Goal
Copy each line holding the string "mémoire".

** BEGIN Data shown **

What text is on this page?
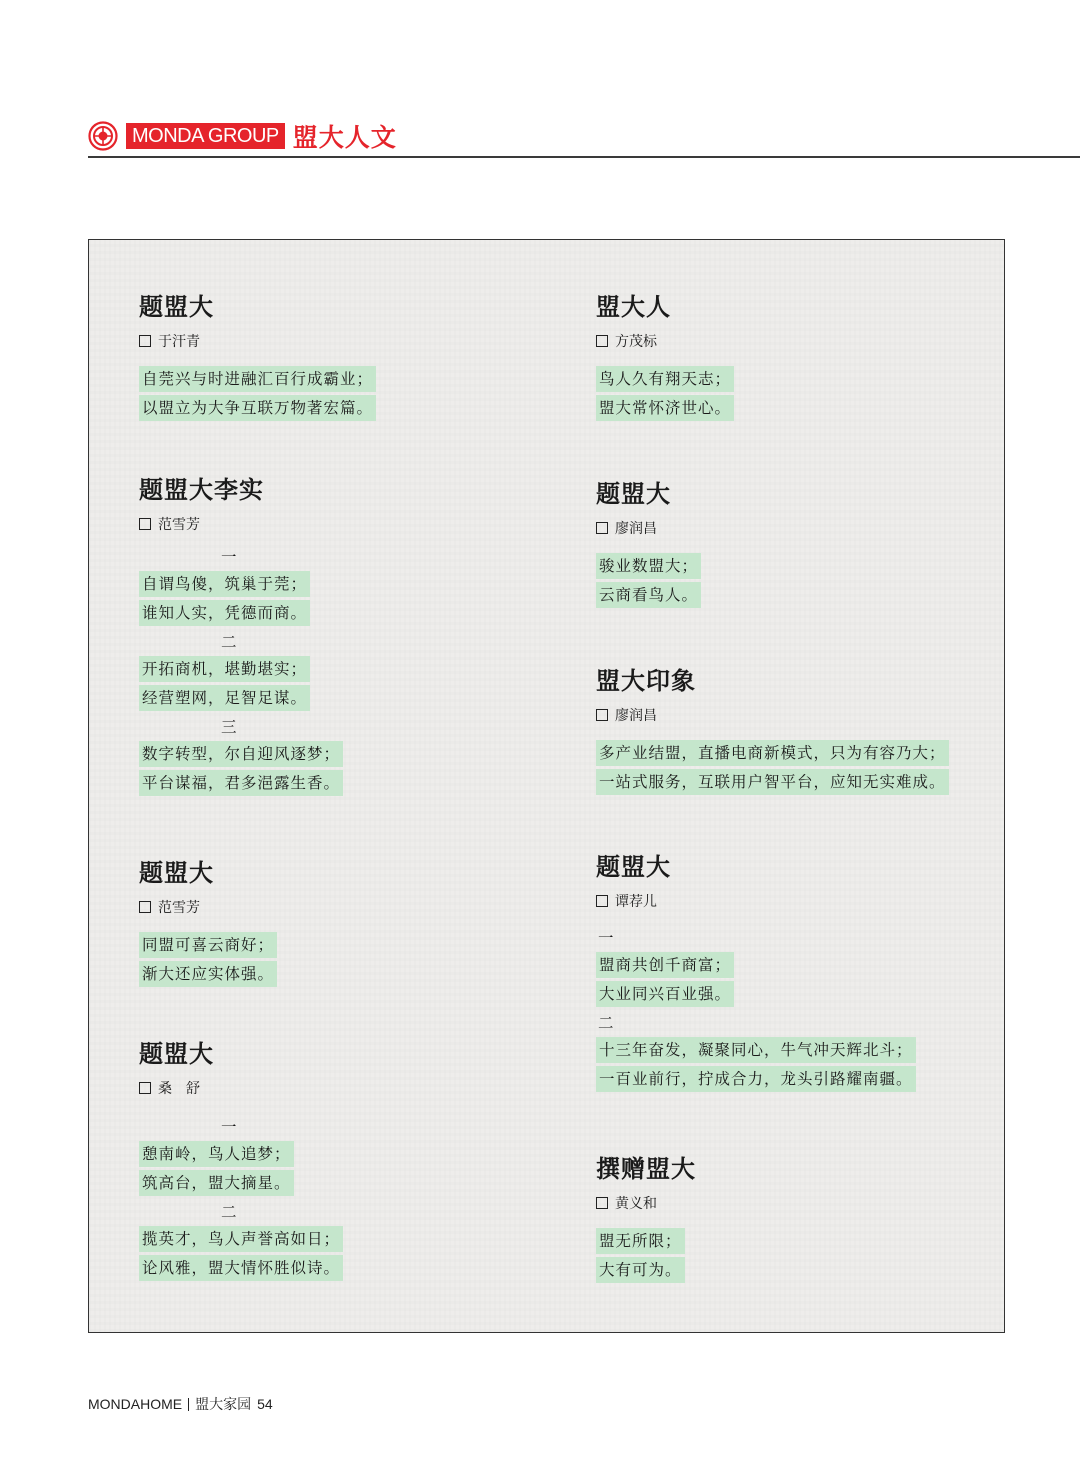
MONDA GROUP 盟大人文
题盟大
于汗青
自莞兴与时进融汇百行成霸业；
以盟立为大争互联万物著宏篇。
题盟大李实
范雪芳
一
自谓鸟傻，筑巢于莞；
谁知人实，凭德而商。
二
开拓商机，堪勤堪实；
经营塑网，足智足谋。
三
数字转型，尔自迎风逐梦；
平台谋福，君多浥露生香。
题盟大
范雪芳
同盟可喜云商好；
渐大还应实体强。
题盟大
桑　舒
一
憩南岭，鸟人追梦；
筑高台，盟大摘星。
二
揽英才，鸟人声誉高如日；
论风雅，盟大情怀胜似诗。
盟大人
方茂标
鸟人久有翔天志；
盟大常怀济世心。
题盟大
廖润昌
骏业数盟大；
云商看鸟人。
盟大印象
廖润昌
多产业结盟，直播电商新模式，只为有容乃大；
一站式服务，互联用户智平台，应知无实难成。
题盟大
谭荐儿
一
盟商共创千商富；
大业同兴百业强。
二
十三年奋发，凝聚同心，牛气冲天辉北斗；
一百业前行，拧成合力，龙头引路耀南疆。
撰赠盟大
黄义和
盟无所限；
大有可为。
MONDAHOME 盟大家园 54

** END Data shown **
** BEGIN Data shown **

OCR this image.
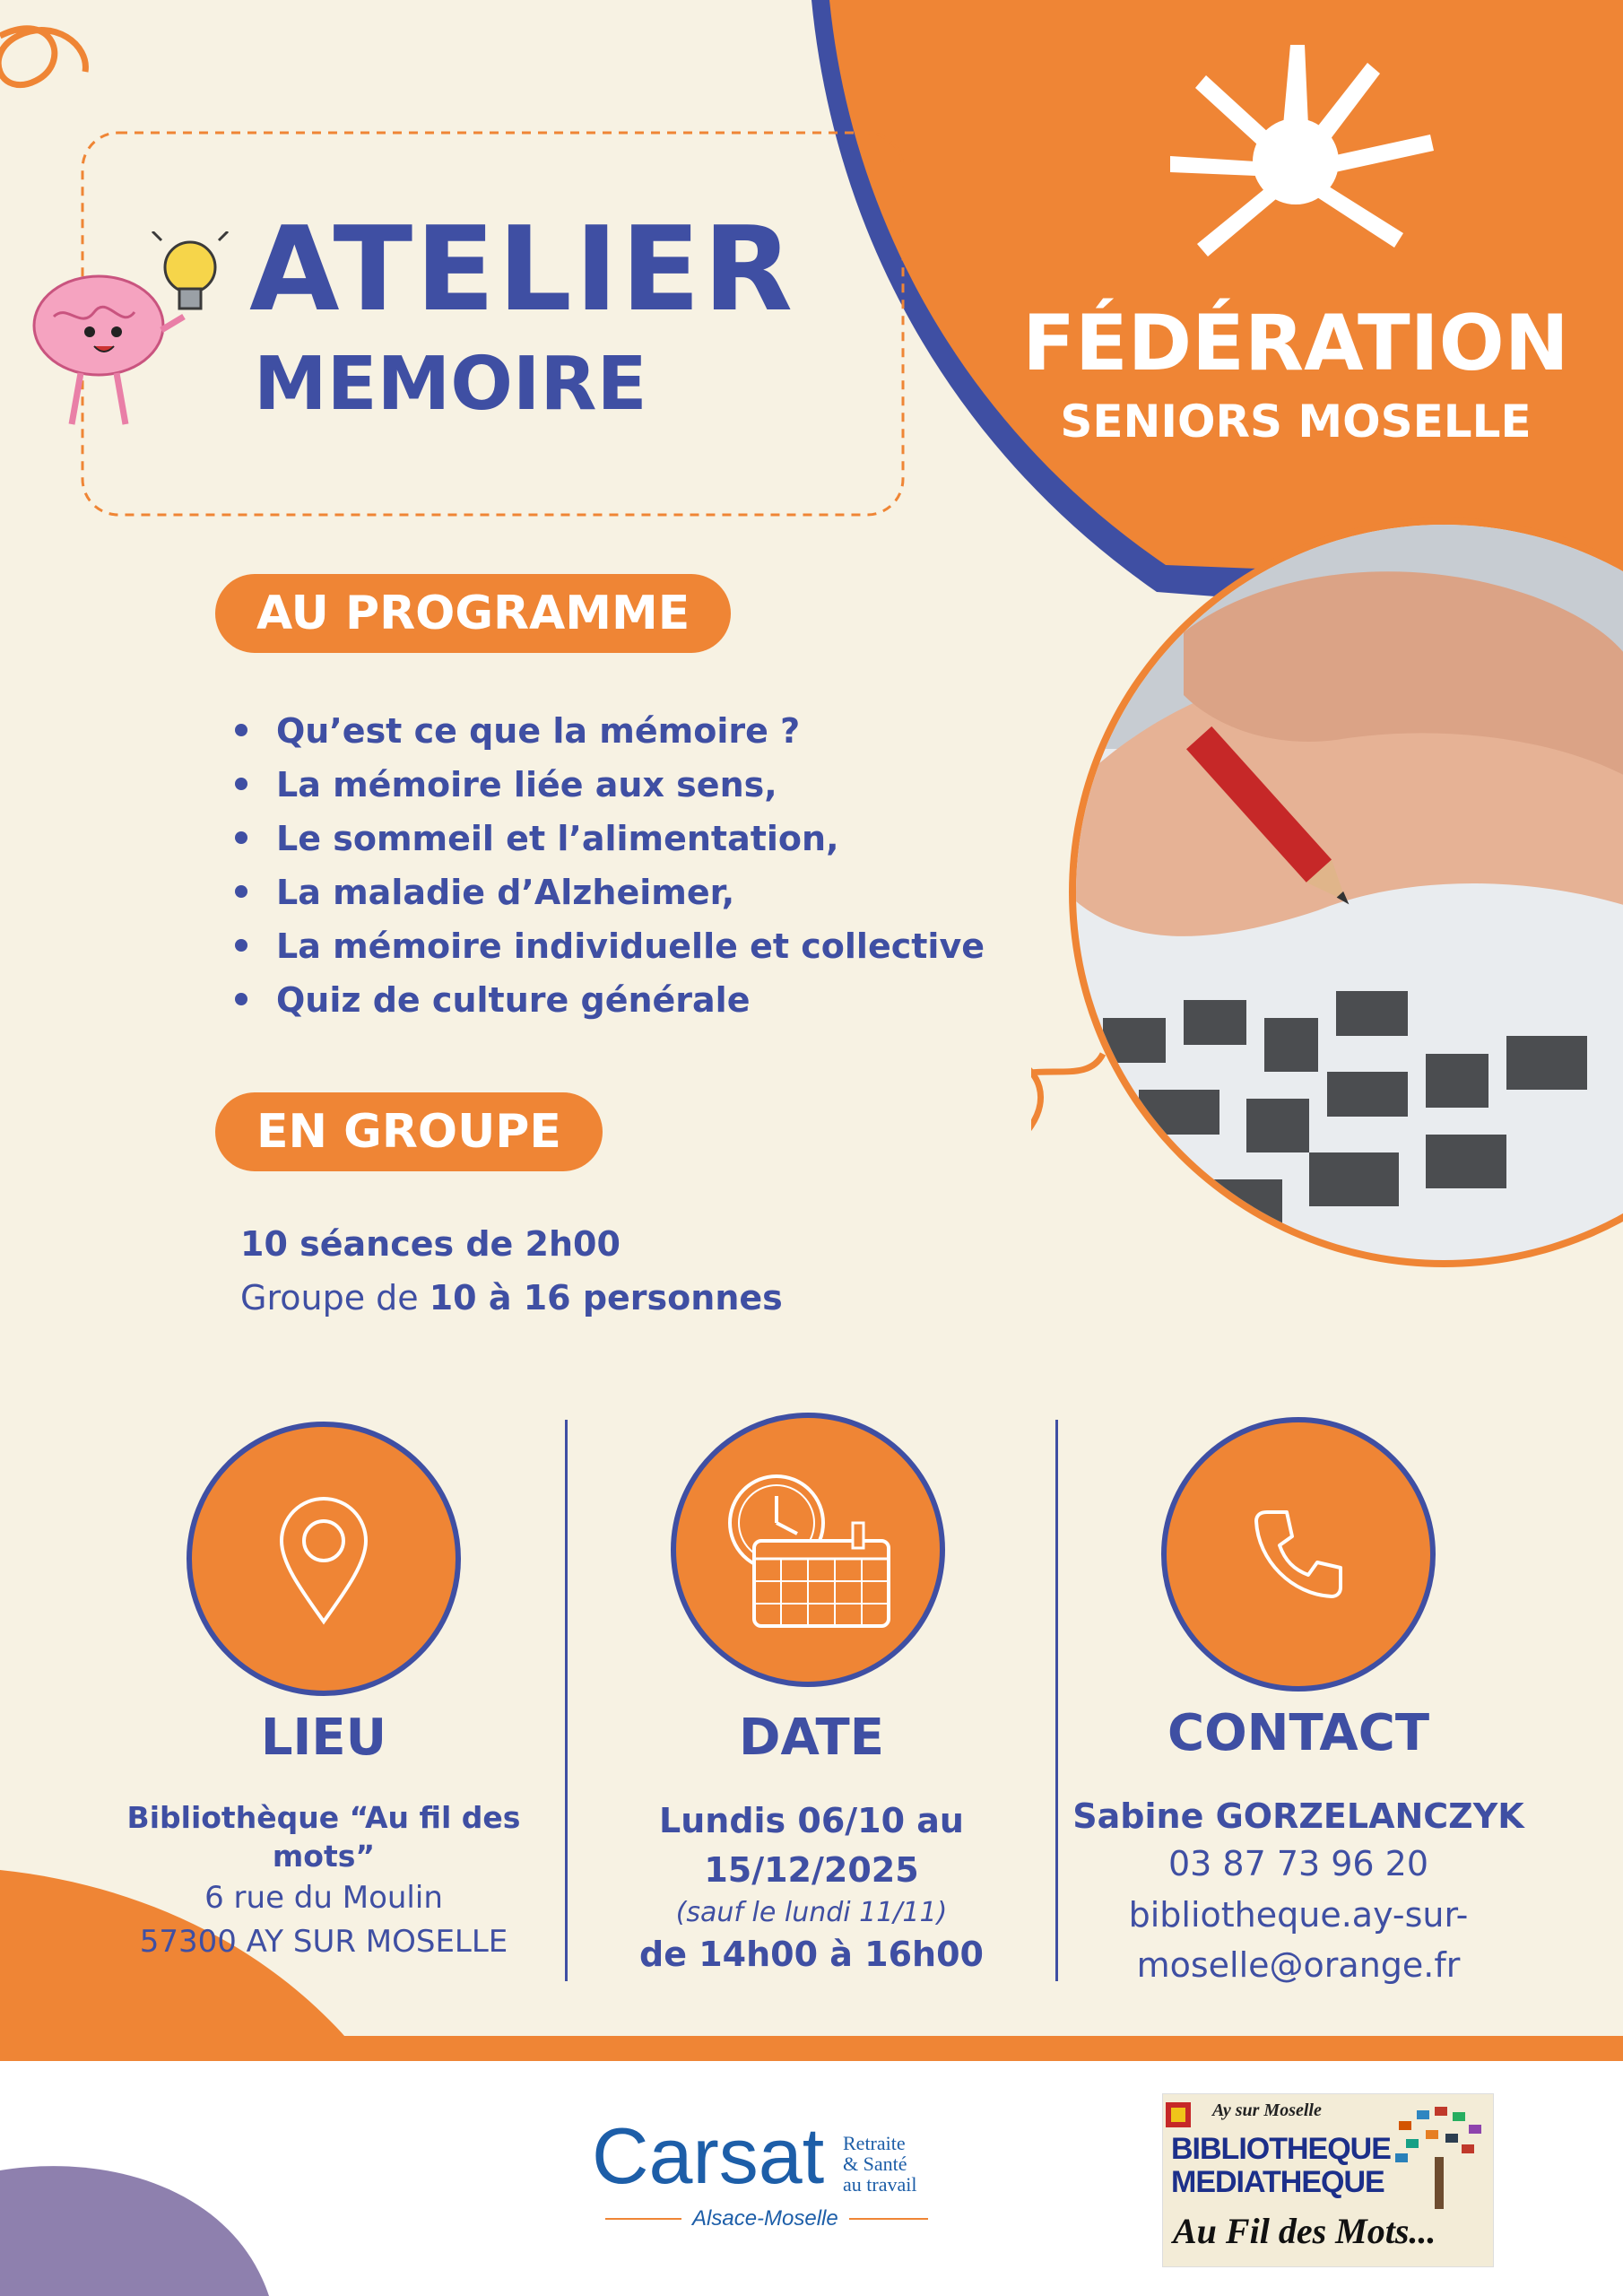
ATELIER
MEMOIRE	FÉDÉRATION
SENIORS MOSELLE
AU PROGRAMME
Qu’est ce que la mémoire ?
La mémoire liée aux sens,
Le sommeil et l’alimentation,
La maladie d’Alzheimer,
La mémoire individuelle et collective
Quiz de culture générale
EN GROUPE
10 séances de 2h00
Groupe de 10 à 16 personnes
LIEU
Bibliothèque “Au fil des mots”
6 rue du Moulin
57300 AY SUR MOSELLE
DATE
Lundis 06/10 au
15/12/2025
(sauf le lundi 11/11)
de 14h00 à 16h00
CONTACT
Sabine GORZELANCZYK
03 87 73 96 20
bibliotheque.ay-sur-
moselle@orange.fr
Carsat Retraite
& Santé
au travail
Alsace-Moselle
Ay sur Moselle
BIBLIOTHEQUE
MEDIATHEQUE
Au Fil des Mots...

** END Data shown **

Final result
Qu’est ce que la mémoire ?
La mémoire liée aux sens,
La mémoire individuelle et collective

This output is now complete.